What you have to do:
Quote the entries word for word. Omit the pictures.

--- START Records supplied ---

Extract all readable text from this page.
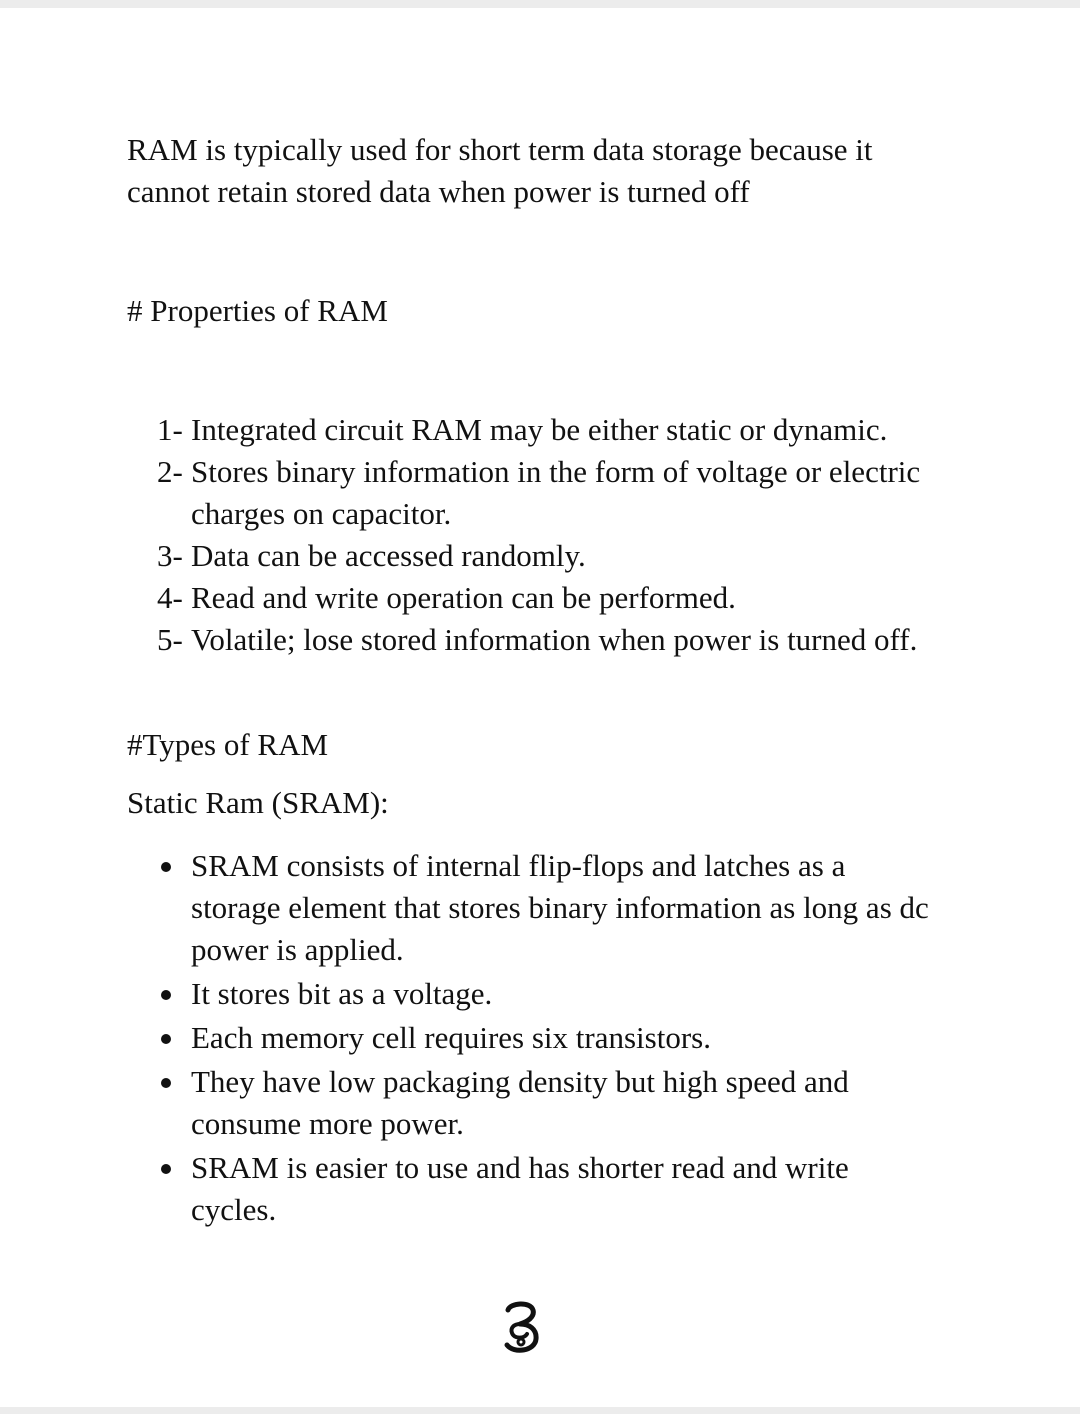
RAM is typically used for short term data storage because it
cannot retain stored data when power is turned off

# Properties of RAM

1- Integrated circuit RAM may be either static or dynamic.
2- Stores binary information in the form of voltage or electric
charges on capacitor.
3- Data can be accessed randomly.
4- Read and write operation can be performed.
5- Volatile; lose stored information when power is turned off.

#Types of RAM

Static Ram (SRAM):

SRAM consists of internal flip-flops and latches as a
storage element that stores binary information as long as dc
power is applied.
It stores bit as a voltage.
Each memory cell requires six transistors.
They have low packaging density but high speed and
consume more power.
SRAM is easier to use and has shorter read and write
cycles.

--- END Records supplied ---

Complete answer:
Extract all readable text from this page.
RAM is typically used for short term data storage because it
cannot retain stored data when power is turned off

# Properties of RAM

1- Integrated circuit RAM may be either static or dynamic.
2- Stores binary information in the form of voltage or electric
charges on capacitor.
3- Data can be accessed randomly.
4- Read and write operation can be performed.
5- Volatile; lose stored information when power is turned off.

#Types of RAM

Static Ram (SRAM):

SRAM consists of internal flip-flops and latches as a
storage element that stores binary information as long as dc
power is applied.
It stores bit as a voltage.
Each memory cell requires six transistors.
They have low packaging density but high speed and
consume more power.
SRAM is easier to use and has shorter read and write
cycles.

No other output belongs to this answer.